=== Challenge ===
Reproduce the lines below without any change, from the start of the records through the line that contains "154, 183, 170]", with both ends included.

=== Task input ===
______

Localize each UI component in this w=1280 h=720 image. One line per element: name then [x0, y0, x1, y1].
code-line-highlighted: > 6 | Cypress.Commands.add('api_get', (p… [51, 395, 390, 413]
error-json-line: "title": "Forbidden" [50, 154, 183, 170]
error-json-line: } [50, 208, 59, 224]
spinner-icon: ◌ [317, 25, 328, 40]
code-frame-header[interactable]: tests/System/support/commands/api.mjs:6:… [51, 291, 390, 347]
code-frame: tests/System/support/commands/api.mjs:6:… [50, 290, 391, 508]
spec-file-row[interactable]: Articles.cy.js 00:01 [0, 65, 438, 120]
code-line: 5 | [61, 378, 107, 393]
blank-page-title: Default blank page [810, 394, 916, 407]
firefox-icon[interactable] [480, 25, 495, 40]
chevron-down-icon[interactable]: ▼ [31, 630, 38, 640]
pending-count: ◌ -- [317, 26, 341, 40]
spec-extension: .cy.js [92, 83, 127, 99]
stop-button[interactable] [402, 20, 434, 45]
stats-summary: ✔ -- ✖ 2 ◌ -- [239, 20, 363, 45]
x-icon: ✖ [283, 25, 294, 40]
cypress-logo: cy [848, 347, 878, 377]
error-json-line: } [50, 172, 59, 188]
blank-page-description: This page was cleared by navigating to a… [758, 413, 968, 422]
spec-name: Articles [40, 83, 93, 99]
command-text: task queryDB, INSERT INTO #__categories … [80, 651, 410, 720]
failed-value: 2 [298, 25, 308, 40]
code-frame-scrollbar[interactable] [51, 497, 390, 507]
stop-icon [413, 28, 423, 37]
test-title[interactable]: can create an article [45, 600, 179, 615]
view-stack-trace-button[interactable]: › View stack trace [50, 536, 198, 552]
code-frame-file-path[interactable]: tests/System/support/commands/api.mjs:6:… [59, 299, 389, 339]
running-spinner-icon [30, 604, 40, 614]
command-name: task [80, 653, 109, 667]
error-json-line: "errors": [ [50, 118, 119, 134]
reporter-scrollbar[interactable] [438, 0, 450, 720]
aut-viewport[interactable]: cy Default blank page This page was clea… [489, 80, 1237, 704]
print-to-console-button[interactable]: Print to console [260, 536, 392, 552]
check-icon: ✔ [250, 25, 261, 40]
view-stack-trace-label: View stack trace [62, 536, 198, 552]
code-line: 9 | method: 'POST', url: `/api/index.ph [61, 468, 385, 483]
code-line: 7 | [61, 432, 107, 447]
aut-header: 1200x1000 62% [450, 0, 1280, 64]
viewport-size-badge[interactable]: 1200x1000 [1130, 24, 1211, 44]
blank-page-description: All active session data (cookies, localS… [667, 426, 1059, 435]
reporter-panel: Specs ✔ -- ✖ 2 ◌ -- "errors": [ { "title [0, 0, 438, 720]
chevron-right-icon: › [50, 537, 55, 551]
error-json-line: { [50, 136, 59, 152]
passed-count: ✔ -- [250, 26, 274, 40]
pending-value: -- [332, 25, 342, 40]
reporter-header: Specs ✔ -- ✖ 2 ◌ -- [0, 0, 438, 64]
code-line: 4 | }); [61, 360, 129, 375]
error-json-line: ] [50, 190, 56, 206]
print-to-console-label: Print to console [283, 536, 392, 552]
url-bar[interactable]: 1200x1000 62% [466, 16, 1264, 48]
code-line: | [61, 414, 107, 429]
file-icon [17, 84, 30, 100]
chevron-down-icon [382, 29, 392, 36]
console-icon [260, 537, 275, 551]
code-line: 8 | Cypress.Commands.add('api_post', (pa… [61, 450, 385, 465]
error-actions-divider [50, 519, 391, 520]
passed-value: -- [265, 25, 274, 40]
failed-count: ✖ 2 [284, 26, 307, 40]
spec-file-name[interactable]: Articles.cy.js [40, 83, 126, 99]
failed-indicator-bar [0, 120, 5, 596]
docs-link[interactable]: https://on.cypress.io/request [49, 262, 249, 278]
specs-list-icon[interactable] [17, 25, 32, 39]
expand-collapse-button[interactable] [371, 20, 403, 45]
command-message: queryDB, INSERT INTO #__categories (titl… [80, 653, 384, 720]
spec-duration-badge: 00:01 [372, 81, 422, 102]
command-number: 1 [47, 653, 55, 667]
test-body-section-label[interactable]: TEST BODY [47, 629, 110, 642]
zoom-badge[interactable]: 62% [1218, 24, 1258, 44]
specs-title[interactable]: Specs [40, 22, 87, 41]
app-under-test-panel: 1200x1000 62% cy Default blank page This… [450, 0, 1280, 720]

______

=== Final result ===
Localize each UI component in this w=1280 h=720 image. One line per element: name then [x0, y0, x1, y1].
code-line-highlighted: > 6 | Cypress.Commands.add('api_get', (p… [51, 395, 390, 413]
error-json-line: "title": "Forbidden" [50, 154, 183, 170]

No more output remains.